TASK DIRECTIONS
Go through the entries below and retype them exactly, omitting each picture.

RECORDS FOR THE TASK
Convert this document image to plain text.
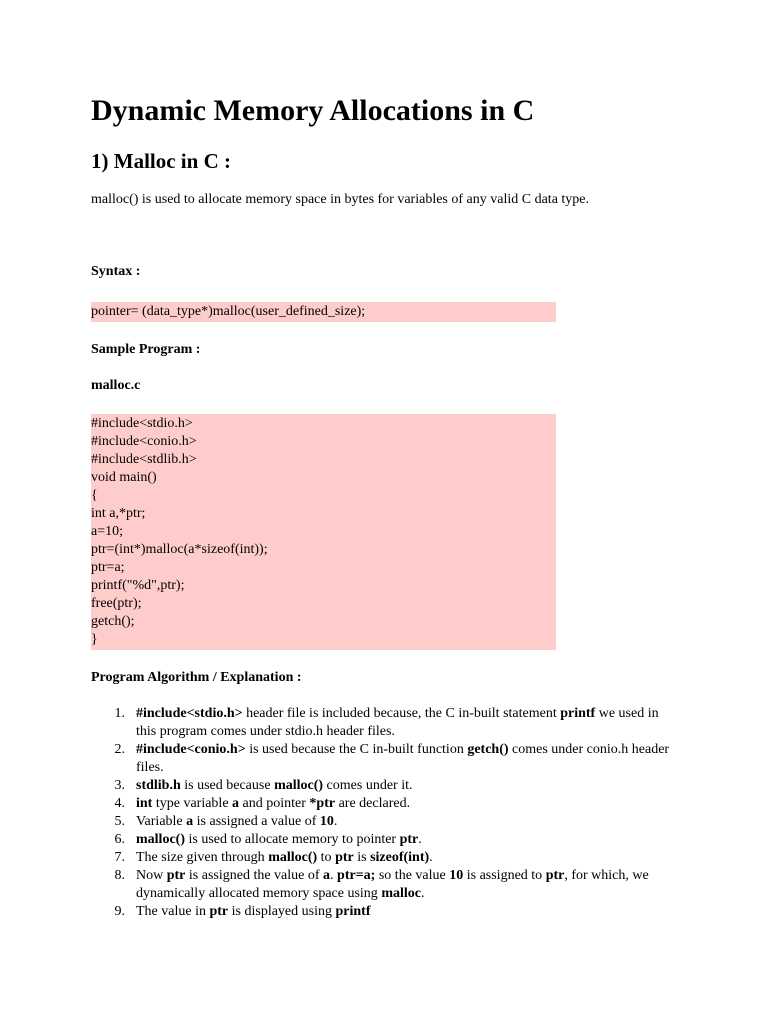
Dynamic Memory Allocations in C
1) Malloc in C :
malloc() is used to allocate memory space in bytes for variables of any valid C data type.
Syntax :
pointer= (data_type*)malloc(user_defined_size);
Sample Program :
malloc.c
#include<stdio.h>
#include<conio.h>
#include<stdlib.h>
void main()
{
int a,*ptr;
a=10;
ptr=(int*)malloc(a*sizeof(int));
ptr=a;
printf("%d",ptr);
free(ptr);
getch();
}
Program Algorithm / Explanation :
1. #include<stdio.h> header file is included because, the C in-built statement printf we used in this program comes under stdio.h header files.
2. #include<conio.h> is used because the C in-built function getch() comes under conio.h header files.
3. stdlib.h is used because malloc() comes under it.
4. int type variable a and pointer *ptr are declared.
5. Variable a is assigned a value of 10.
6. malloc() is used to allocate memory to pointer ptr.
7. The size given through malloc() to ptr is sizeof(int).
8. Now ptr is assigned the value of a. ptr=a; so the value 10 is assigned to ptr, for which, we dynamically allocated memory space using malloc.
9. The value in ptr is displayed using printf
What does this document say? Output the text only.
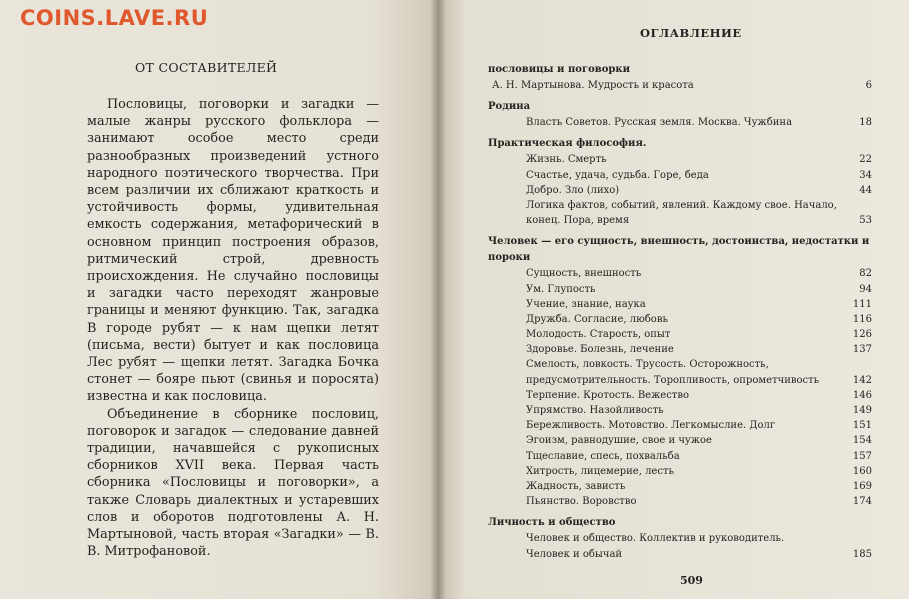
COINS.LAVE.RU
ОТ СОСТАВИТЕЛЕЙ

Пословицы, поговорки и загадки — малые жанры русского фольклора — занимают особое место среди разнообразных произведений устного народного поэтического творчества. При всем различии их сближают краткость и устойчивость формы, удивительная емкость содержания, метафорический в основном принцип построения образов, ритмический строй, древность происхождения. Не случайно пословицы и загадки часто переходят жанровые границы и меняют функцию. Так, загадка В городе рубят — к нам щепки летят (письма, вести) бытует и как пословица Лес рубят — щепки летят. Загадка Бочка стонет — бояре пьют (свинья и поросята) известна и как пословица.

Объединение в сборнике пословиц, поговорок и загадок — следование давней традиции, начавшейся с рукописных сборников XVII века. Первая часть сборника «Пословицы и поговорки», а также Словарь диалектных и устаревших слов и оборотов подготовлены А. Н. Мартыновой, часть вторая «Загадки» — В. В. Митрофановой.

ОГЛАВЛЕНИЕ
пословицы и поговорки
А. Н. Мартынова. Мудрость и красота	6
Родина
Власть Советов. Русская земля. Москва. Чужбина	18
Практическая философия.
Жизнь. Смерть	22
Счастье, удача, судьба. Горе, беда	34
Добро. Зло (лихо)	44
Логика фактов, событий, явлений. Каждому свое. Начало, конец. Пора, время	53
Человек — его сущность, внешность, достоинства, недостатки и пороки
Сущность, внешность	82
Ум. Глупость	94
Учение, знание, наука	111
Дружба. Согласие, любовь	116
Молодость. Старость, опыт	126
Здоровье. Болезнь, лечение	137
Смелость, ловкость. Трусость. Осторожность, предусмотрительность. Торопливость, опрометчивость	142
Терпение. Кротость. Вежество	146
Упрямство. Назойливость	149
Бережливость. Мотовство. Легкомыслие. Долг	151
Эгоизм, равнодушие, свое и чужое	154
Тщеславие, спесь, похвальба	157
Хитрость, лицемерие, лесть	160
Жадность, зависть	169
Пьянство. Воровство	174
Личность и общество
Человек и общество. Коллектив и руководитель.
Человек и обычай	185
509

EXPECTED OUTPUT
Convert this document image to plain text.
Dynamic Memory Allocations in C
1) Malloc in C :
malloc() is used to allocate memory space in bytes for variables of any valid C data type.
Syntax :
pointer= (data_type*)malloc(user_defined_size);
Sample Program :
malloc.c
#include<stdio.h>
#include<conio.h>
#include<stdlib.h>
void main()
{
int a,*ptr;
a=10;
ptr=(int*)malloc(a*sizeof(int));
ptr=a;
printf("%d",ptr);
free(ptr);
getch();
}
Program Algorithm / Explanation :
1. #include<stdio.h> header file is included because, the C in-built statement printf we used in this program comes under stdio.h header files.
2. #include<conio.h> is used because the C in-built function getch() comes under conio.h header files.
3. stdlib.h is used because malloc() comes under it.
4. int type variable a and pointer *ptr are declared.
5. Variable a is assigned a value of 10.
6. malloc() is used to allocate memory to pointer ptr.
7. The size given through malloc() to ptr is sizeof(int).
8. Now ptr is assigned the value of a. ptr=a; so the value 10 is assigned to ptr, for which, we dynamically allocated memory space using malloc.
9. The value in ptr is displayed using printf
What does this document say? Output the text only.
COINS.LAVE.RU
ОТ СОСТАВИТЕЛЕЙ

Пословицы, поговорки и загадки — малые жанры русского фольклора — занимают особое место среди разнообразных произведений устного народного поэтического творчества. При всем различии их сближают краткость и устойчивость формы, удивительная емкость содержания, метафорический в основном принцип построения образов, ритмический строй, древность происхождения. Не случайно пословицы и загадки часто переходят жанровые границы и меняют функцию. Так, загадка В городе рубят — к нам щепки летят (письма, вести) бытует и как пословица Лес рубят — щепки летят. Загадка Бочка стонет — бояре пьют (свинья и поросята) известна и как пословица.

Объединение в сборнике пословиц, поговорок и загадок — следование давней традиции, начавшейся с рукописных сборников XVII века. Первая часть сборника «Пословицы и поговорки», а также Словарь диалектных и устаревших слов и оборотов подготовлены А. Н. Мартыновой, часть вторая «Загадки» — В. В. Митрофановой.

ОГЛАВЛЕНИЕ
пословицы и поговорки
А. Н. Мартынова. Мудрость и красота	6
Родина
Власть Советов. Русская земля. Москва. Чужбина	18
Практическая философия.
Жизнь. Смерть	22
Счастье, удача, судьба. Горе, беда	34
Добро. Зло (лихо)	44
Логика фактов, событий, явлений. Каждому свое. Начало, конец. Пора, время	53
Человек — его сущность, внешность, достоинства, недостатки и пороки
Сущность, внешность	82
Ум. Глупость	94
Учение, знание, наука	111
Дружба. Согласие, любовь	116
Молодость. Старость, опыт	126
Здоровье. Болезнь, лечение	137
Смелость, ловкость. Трусость. Осторожность, предусмотрительность. Торопливость, опрометчивость	142
Терпение. Кротость. Вежество	146
Упрямство. Назойливость	149
Бережливость. Мотовство. Легкомыслие. Долг	151
Эгоизм, равнодушие, свое и чужое	154
Тщеславие, спесь, похвальба	157
Хитрость, лицемерие, лесть	160
Жадность, зависть	169
Пьянство. Воровство	174
Личность и общество
Человек и общество. Коллектив и руководитель.
Человек и обычай	185
509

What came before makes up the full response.